All records must be quoted exactly. Omit the pictures.
· · · ·
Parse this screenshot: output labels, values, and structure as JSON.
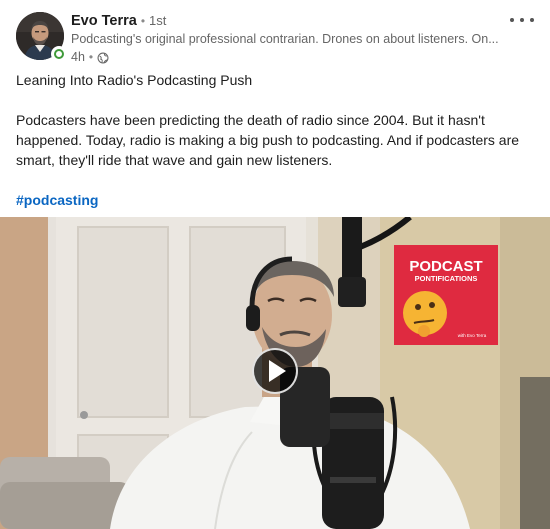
{
  "author": {
    "name": "Evo Terra",
    "degree": "1st",
    "headline": "Podcasting's original professional contrarian. Drones on about listeners. On...",
    "time": "4h",
    "visibility_icon": "globe-icon"
  },
  "post": {
    "title": "Leaning Into Radio's Podcasting Push",
    "body": "Podcasters have been predicting the death of radio since 2004. But it hasn't happened. Today, radio is making a big push to podcasting. And if podcasters are smart, they'll ride that wave and gain new listeners.",
    "hashtag": "#podcasting"
  },
  "video": {
    "poster_sign_line1": "PODCAST",
    "poster_sign_line2": "PONTIFICATIONS",
    "poster_sign_small": "with Evo Terra",
    "sign_color": "#e0263f"
  },
  "colors": {
    "link": "#0a66c2",
    "presence": "#3f9a3a",
    "text": "#1d1d1d",
    "muted": "#666666"
  }
}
· · · ·
TASK SOLUTION:
Parse this screenshot: output labels, values, and structure as JSON.
{
  "author": {
    "name": "Evo Terra",
    "degree": "1st",
    "headline": "Podcasting's original professional contrarian. Drones on about listeners. On...",
    "time": "4h",
    "visibility_icon": "globe-icon"
  },
  "post": {
    "title": "Leaning Into Radio's Podcasting Push",
    "body": "Podcasters have been predicting the death of radio since 2004. But it hasn't happened. Today, radio is making a big push to podcasting. And if podcasters are smart, they'll ride that wave and gain new listeners.",
    "hashtag": "#podcasting"
  },
  "video": {
    "poster_sign_line1": "PODCAST",
    "poster_sign_line2": "PONTIFICATIONS",
    "poster_sign_small": "with Evo Terra",
    "sign_color": "#e0263f"
  },
  "colors": {
    "link": "#0a66c2",
    "presence": "#3f9a3a",
    "text": "#1d1d1d",
    "muted": "#666666"
  }
}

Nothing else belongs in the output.